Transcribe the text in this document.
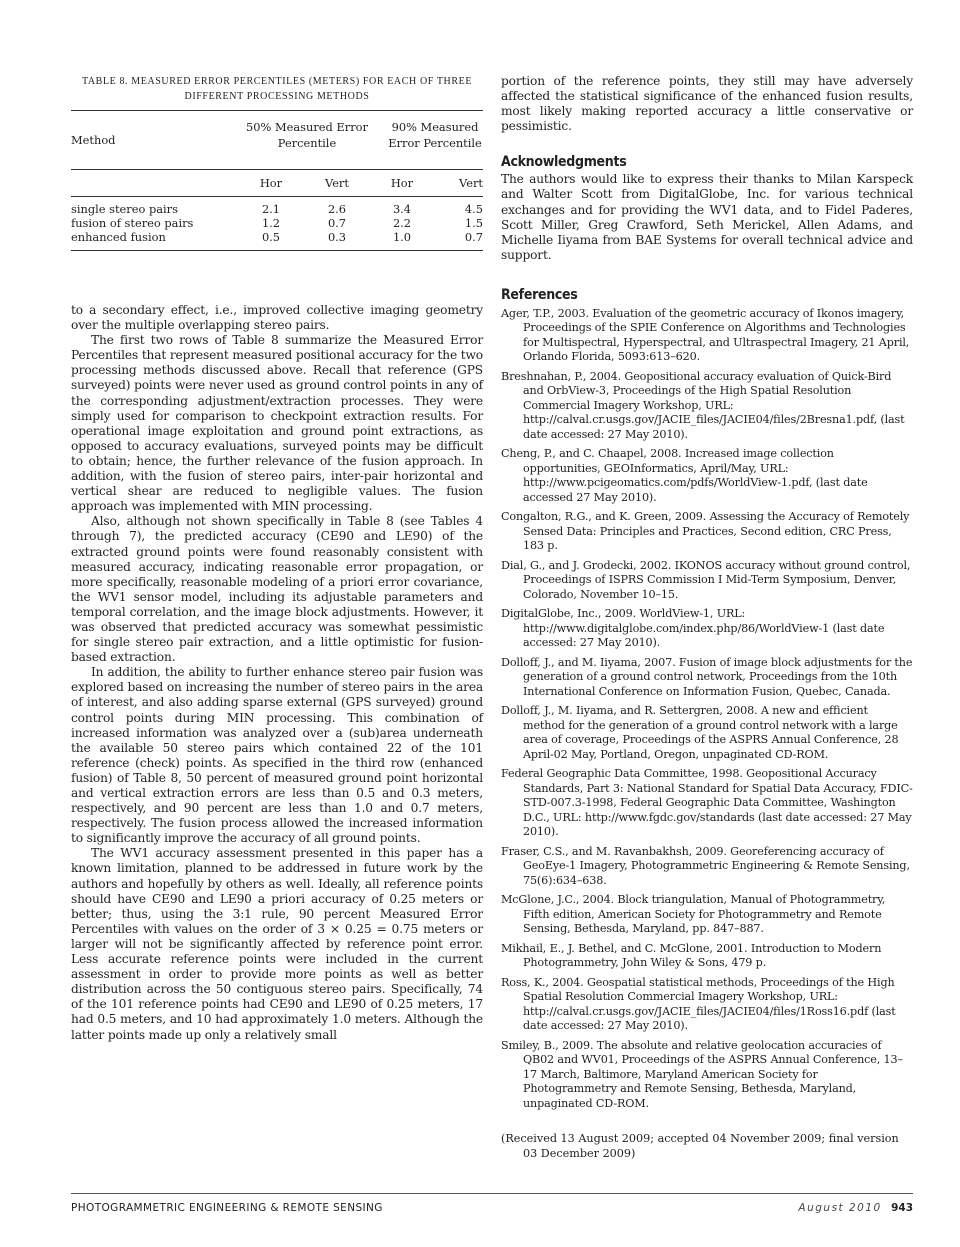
TABLE 8. MEASURED ERROR PERCENTILES (METERS) FOR EACH OF THREE
DIFFERENT PROCESSING METHODS

Method	50% Measured Error Percentile		90% Measured Error Percentile	

	Hor	Vert	Hor	Vert

single stereo pairs	2.1	2.6	3.4	4.5
fusion of stereo pairs	1.2	0.7	2.2	1.5
enhanced fusion	0.5	0.3	1.0	0.7

to a secondary effect, i.e., improved collective imaging geometry over the multiple overlapping stereo pairs.

The first two rows of Table 8 summarize the Measured Error Percentiles that represent measured positional accuracy for the two processing methods discussed above. Recall that reference (GPS surveyed) points were never used as ground control points in any of the corresponding adjustment/extraction processes. They were simply used for comparison to checkpoint extraction results. For operational image exploitation and ground point extractions, as opposed to accuracy evaluations, surveyed points may be difficult to obtain; hence, the further relevance of the fusion approach. In addition, with the fusion of stereo pairs, inter-pair horizontal and vertical shear are reduced to negligible values. The fusion approach was implemented with MIN processing.

Also, although not shown specifically in Table 8 (see Tables 4 through 7), the predicted accuracy (CE90 and LE90) of the extracted ground points were found reasonably consistent with measured accuracy, indicating reasonable error propagation, or more specifically, reasonable modeling of a priori error covariance, the WV1 sensor model, including its adjustable parameters and temporal correlation, and the image block adjustments. However, it was observed that predicted accuracy was somewhat pessimistic for single stereo pair extraction, and a little optimistic for fusion-based extraction.

In addition, the ability to further enhance stereo pair fusion was explored based on increasing the number of stereo pairs in the area of interest, and also adding sparse external (GPS surveyed) ground control points during MIN processing. This combination of increased information was analyzed over a (sub)area underneath the available 50 stereo pairs which contained 22 of the 101 reference (check) points. As specified in the third row (enhanced fusion) of Table 8, 50 percent of measured ground point horizontal and vertical extraction errors are less than 0.5 and 0.3 meters, respectively, and 90 percent are less than 1.0 and 0.7 meters, respectively. The fusion process allowed the increased information to significantly improve the accuracy of all ground points.

The WV1 accuracy assessment presented in this paper has a known limitation, planned to be addressed in future work by the authors and hopefully by others as well. Ideally, all reference points should have CE90 and LE90 a priori accuracy of 0.25 meters or better; thus, using the 3:1 rule, 90 percent Measured Error Percentiles with values on the order of 3 × 0.25 = 0.75 meters or larger will not be significantly affected by reference point error. Less accurate reference points were included in the current assessment in order to provide more points as well as better distribution across the 50 contiguous stereo pairs. Specifically, 74 of the 101 reference points had CE90 and LE90 of 0.25 meters, 17 had 0.5 meters, and 10 had approximately 1.0 meters. Although the latter points made up only a relatively small

portion of the reference points, they still may have adversely affected the statistical significance of the enhanced fusion results, most likely making reported accuracy a little conservative or pessimistic.

Acknowledgments

The authors would like to express their thanks to Milan Karspeck and Walter Scott from DigitalGlobe, Inc. for various technical exchanges and for providing the WV1 data, and to Fidel Paderes, Scott Miller, Greg Crawford, Seth Merickel, Allen Adams, and Michelle Iiyama from BAE Systems for overall technical advice and support.

References
Ager, T.P., 2003. Evaluation of the geometric accuracy of Ikonos imagery, Proceedings of the SPIE Conference on Algorithms and Technologies for Multispectral, Hyperspectral, and Ultraspectral Imagery, 21 April, Orlando Florida, 5093:613–620.
Breshnahan, P., 2004. Geopositional accuracy evaluation of Quick-Bird and OrbView-3, Proceedings of the High Spatial Resolution Commercial Imagery Workshop, URL: http://calval.cr.usgs.gov/JACIE_files/JACIE04/files/2Bresna1.pdf, (last date accessed: 27 May 2010).
Cheng, P., and C. Chaapel, 2008. Increased image collection opportunities, GEOInformatics, April/May, URL: http://www.pcigeomatics.com/pdfs/WorldView-1.pdf, (last date accessed 27 May 2010).
Congalton, R.G., and K. Green, 2009. Assessing the Accuracy of Remotely Sensed Data: Principles and Practices, Second edition, CRC Press, 183 p.
Dial, G., and J. Grodecki, 2002. IKONOS accuracy without ground control, Proceedings of ISPRS Commission I Mid-Term Symposium, Denver, Colorado, November 10–15.
DigitalGlobe, Inc., 2009. WorldView-1, URL: http://www.digitalglobe.com/index.php/86/WorldView-1 (last date accessed: 27 May 2010).
Dolloff, J., and M. Iiyama, 2007. Fusion of image block adjustments for the generation of a ground control network, Proceedings from the 10th International Conference on Information Fusion, Quebec, Canada.
Dolloff, J., M. Iiyama, and R. Settergren, 2008. A new and efficient method for the generation of a ground control network with a large area of coverage, Proceedings of the ASPRS Annual Conference, 28 April-02 May, Portland, Oregon, unpaginated CD-ROM.
Federal Geographic Data Committee, 1998. Geopositional Accuracy Standards, Part 3: National Standard for Spatial Data Accuracy, FDIC-STD-007.3-1998, Federal Geographic Data Committee, Washington D.C., URL: http://www.fgdc.gov/standards (last date accessed: 27 May 2010).
Fraser, C.S., and M. Ravanbakhsh, 2009. Georeferencing accuracy of GeoEye-1 Imagery, Photogrammetric Engineering & Remote Sensing, 75(6):634–638.
McGlone, J.C., 2004. Block triangulation, Manual of Photogrammetry, Fifth edition, American Society for Photogrammetry and Remote Sensing, Bethesda, Maryland, pp. 847–887.
Mikhail, E., J. Bethel, and C. McGlone, 2001. Introduction to Modern Photogrammetry, John Wiley & Sons, 479 p.
Ross, K., 2004. Geospatial statistical methods, Proceedings of the High Spatial Resolution Commercial Imagery Workshop, URL: http://calval.cr.usgs.gov/JACIE_files/JACIE04/files/1Ross16.pdf (last date accessed: 27 May 2010).
Smiley, B., 2009. The absolute and relative geolocation accuracies of QB02 and WV01, Proceedings of the ASPRS Annual Conference, 13–17 March, Baltimore, Maryland American Society for Photogrammetry and Remote Sensing, Bethesda, Maryland, unpaginated CD-ROM.

(Received 13 August 2009; accepted 04 November 2009; final version 03 December 2009)

PHOTOGRAMMETRIC ENGINEERING & REMOTE SENSING	August 2010 943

> WHAT YOU NEED TO DO
Identify the lines above with the word "ASPRS". Copy them.

> FINISHED TASK
Dolloff, J., M. Iiyama, and R. Settergren, 2008. A new and efficient method for the generation of a ground control network with a large area of coverage, Proceedings of the ASPRS Annual Conference, 28 April-02 May, Portland, Oregon, unpaginated CD-ROM.
Smiley, B., 2009. The absolute and relative geolocation accuracies of QB02 and WV01, Proceedings of the ASPRS Annual Conference, 13–17 March, Baltimore, Maryland American Society for Photogrammetry and Remote Sensing, Bethesda, Maryland, unpaginated CD-ROM.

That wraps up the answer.